▶ [WRITTEN REQUEST]:
Go through the records underneath and count the lines that include the string "semana". Give nothing but the number.

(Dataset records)
──────────────────────────────

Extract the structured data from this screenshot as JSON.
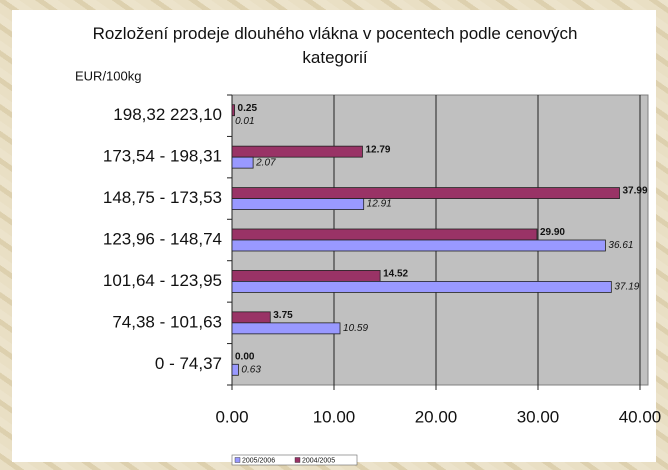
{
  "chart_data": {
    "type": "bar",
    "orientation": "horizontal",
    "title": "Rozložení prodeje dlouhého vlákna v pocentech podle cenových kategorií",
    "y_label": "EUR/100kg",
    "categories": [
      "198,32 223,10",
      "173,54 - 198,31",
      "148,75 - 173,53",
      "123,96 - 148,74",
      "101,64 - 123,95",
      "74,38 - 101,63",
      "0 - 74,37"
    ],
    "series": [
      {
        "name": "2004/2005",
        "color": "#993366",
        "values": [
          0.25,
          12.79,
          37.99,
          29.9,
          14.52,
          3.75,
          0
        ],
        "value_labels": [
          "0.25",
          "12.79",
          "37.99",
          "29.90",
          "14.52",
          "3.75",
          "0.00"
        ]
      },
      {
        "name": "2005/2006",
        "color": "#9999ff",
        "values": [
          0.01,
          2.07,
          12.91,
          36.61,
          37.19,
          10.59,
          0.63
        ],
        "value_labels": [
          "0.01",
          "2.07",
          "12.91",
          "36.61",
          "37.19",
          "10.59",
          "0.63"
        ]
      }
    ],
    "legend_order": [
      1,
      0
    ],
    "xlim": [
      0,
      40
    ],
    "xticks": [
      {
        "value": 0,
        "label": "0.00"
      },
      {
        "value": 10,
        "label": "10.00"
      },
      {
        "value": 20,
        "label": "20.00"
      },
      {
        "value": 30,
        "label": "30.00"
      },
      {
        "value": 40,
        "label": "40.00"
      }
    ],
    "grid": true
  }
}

──────────────────────────────

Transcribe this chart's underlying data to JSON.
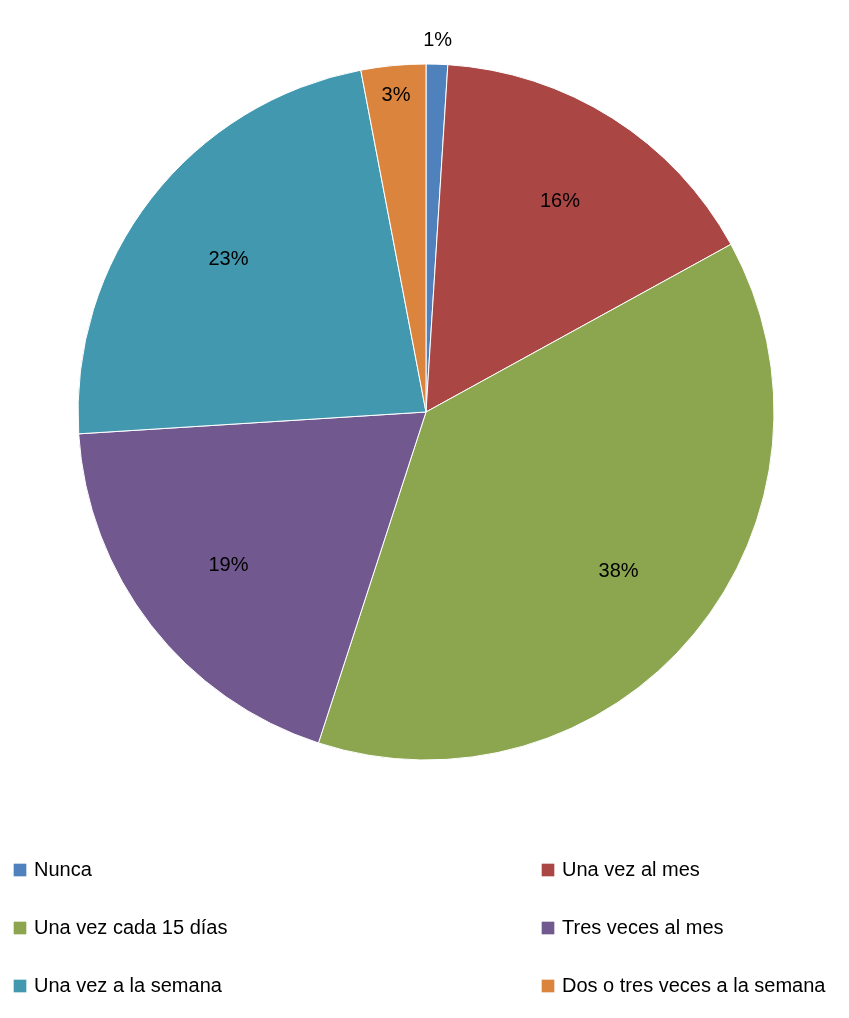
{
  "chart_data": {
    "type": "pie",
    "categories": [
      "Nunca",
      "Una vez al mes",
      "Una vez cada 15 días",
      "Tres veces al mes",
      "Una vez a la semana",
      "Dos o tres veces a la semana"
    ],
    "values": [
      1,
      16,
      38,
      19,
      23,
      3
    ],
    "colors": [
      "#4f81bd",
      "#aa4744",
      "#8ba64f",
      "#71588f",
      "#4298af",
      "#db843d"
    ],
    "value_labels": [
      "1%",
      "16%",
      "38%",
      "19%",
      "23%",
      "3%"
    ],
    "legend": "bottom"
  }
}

──────────────────────────────

▶ [FINAL RESULT]:
2